**EXCERPT TO READ**
Long-term outcomes for cancer patients in the UK Biobank
Approved Research ID: 94956
Approval date: February 8th 2023
Using the information held in the UK Biobank we plan to explore what happens to patients following a diagnosis of cancer. We want to better understand how the cancer progresses and what other impacts the diagnosis has on the patient's life and health.
Cancer is a common condition with recent improvements in treatments leading to more patients surviving for long periods after a diagnosis. This means that there is time for the cancer cause additional problems or to impact on other aspects of their life. The follow-up data held in the UK Biobank allows us to examine how a cancer diagnosis impacts upon patients.
Although we know a lot about expected survival after a diagnosis of cancer, we are less certain about how the disease progresses and how this differs between patients. We can use information from the Biobank to track cancer progression and to undertake analysis to look at which patients are at increased risk. This might allow doctors to identify patients who would benefit from increased monitoring to detect progressive disease at an early stage and improve outcomes.
A cancer diagnosis is known to impact on the emotional health of patients, with an increased risk of depression and anxiety. The UK Biobank contains detailed information regarding mental health at the time of biobank registration and at online follow-up assessment. This will allow us to assess difference in mental health before and after a cancer diagnosis, and how this compares to other illnesses.

**ENTRIES SUPPLIED**

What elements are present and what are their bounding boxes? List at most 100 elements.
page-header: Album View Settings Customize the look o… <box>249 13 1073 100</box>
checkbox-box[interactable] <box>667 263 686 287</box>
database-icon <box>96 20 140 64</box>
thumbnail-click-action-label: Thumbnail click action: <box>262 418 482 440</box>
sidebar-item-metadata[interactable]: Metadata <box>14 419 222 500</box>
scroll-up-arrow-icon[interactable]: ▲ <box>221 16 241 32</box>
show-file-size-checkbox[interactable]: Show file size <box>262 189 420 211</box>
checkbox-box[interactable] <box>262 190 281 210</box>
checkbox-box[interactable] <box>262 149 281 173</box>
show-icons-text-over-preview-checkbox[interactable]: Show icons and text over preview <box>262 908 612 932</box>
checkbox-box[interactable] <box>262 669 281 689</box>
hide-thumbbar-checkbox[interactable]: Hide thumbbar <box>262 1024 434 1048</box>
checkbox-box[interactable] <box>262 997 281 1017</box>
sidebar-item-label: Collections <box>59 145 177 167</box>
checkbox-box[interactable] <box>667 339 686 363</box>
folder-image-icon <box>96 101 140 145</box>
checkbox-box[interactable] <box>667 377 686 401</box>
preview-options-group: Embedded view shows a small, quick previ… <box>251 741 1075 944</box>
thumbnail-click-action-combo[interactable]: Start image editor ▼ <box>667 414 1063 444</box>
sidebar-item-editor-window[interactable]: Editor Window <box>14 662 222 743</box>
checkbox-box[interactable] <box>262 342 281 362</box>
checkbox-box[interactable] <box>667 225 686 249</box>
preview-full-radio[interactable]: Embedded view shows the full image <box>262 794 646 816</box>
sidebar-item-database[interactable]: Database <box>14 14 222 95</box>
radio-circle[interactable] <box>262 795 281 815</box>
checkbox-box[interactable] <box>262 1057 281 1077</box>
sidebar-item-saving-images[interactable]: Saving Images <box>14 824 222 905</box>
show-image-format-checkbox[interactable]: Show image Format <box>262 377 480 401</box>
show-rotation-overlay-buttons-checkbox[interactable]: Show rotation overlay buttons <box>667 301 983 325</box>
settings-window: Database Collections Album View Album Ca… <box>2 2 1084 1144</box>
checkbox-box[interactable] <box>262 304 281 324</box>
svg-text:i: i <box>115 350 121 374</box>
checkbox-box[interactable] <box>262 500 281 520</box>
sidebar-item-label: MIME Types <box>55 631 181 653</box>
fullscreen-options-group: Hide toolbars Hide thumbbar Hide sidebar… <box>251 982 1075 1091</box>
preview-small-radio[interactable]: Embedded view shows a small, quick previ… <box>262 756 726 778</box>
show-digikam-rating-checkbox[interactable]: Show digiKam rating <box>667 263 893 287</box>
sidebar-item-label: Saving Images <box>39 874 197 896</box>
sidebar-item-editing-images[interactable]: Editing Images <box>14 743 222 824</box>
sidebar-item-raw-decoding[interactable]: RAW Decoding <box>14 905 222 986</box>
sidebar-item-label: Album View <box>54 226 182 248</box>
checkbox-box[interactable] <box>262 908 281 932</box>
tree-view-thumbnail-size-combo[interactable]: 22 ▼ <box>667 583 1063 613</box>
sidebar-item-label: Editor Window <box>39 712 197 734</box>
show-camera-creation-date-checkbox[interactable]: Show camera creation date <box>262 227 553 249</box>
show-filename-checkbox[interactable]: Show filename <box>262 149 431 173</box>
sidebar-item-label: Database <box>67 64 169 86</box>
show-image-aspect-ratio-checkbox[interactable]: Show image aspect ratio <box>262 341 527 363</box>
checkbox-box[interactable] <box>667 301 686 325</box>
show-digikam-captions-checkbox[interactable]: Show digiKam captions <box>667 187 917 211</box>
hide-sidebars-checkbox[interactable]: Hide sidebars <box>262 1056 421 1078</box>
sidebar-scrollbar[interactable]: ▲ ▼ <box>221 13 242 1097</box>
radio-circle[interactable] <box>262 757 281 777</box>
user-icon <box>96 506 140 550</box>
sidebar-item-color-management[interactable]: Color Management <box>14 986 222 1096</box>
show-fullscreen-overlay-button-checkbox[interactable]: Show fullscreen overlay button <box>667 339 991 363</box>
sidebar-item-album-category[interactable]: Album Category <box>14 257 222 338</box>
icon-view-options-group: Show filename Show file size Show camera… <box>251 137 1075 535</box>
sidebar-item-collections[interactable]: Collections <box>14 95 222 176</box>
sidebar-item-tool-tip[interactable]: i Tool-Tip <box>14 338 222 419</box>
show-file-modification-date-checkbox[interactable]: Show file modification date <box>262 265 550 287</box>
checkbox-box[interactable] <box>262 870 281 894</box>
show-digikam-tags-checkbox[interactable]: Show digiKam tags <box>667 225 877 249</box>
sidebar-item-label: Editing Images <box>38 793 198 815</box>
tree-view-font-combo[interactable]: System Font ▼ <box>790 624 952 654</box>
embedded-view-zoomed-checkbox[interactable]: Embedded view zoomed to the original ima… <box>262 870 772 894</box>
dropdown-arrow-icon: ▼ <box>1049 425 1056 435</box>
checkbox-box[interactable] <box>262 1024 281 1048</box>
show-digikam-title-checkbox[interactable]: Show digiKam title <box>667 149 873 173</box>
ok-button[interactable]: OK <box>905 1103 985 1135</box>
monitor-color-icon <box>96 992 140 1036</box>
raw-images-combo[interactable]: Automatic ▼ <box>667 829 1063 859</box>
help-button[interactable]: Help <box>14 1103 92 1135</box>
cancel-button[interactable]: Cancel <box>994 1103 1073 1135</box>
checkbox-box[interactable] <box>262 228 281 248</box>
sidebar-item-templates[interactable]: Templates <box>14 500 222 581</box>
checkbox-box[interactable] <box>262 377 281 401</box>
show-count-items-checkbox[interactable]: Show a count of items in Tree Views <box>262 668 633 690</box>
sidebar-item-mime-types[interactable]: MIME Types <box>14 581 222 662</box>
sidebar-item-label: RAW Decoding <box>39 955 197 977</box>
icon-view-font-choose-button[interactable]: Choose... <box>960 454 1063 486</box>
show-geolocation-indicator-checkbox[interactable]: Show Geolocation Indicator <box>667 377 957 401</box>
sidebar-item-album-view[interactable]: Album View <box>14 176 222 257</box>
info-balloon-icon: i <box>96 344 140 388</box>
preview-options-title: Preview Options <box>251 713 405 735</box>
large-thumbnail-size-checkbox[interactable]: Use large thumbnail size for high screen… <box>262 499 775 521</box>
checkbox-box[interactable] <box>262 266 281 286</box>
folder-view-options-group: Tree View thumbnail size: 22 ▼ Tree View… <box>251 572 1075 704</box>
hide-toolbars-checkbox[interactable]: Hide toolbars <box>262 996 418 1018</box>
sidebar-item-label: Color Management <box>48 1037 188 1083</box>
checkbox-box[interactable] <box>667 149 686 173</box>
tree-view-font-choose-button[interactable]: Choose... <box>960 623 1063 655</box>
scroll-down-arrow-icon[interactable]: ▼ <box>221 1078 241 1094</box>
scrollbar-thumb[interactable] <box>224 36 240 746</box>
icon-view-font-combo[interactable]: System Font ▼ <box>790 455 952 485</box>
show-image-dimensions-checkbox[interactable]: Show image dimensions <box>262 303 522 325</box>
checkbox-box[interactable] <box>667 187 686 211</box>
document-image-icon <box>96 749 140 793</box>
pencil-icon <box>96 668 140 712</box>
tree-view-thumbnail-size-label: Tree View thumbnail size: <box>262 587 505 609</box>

**PARTS OF THE EXERCISE**
1. According to the cancer outcomes summary, why is there now time for cancer to cause additional problems or affect other parts of a patient's life? Answer in one to three sentences.
2. Carry on the cancer outcomes summary from the point where it stops.
The records have no connection to the cancer outcomes summary.

**WRITTEN RESPONSES**
1. Recent improvements in treatment mean more patients survive for long periods after a cancer diagnosis. That longer survival leaves time for the cancer to cause more problems or to affect other parts of their lives.

2.
After a diagnosis of cancer, many patients require surgery, repeated hospital visits and/ or admissions, as well as multiple GP attendances. This is a huge burden for these patients and their families to undertake. We will use the information held in the Biobank to describe this experience and compare to other long-standing health conditions.
With an increased healthcare burden placed on patients with a new cancer diagnosis, there is a potential for this to impact on employment status. We will use the employment records held within the UK Biobank to examine changes in relation to a new cancer diagnosis and how this evolves over time.
Project Duration: 36 months
Public Health Impact: If we can provide clinicians with information on which patients have a higher risk of disease progression or negative consequences of cancer, then they can target monitoring and support to those at greatest need.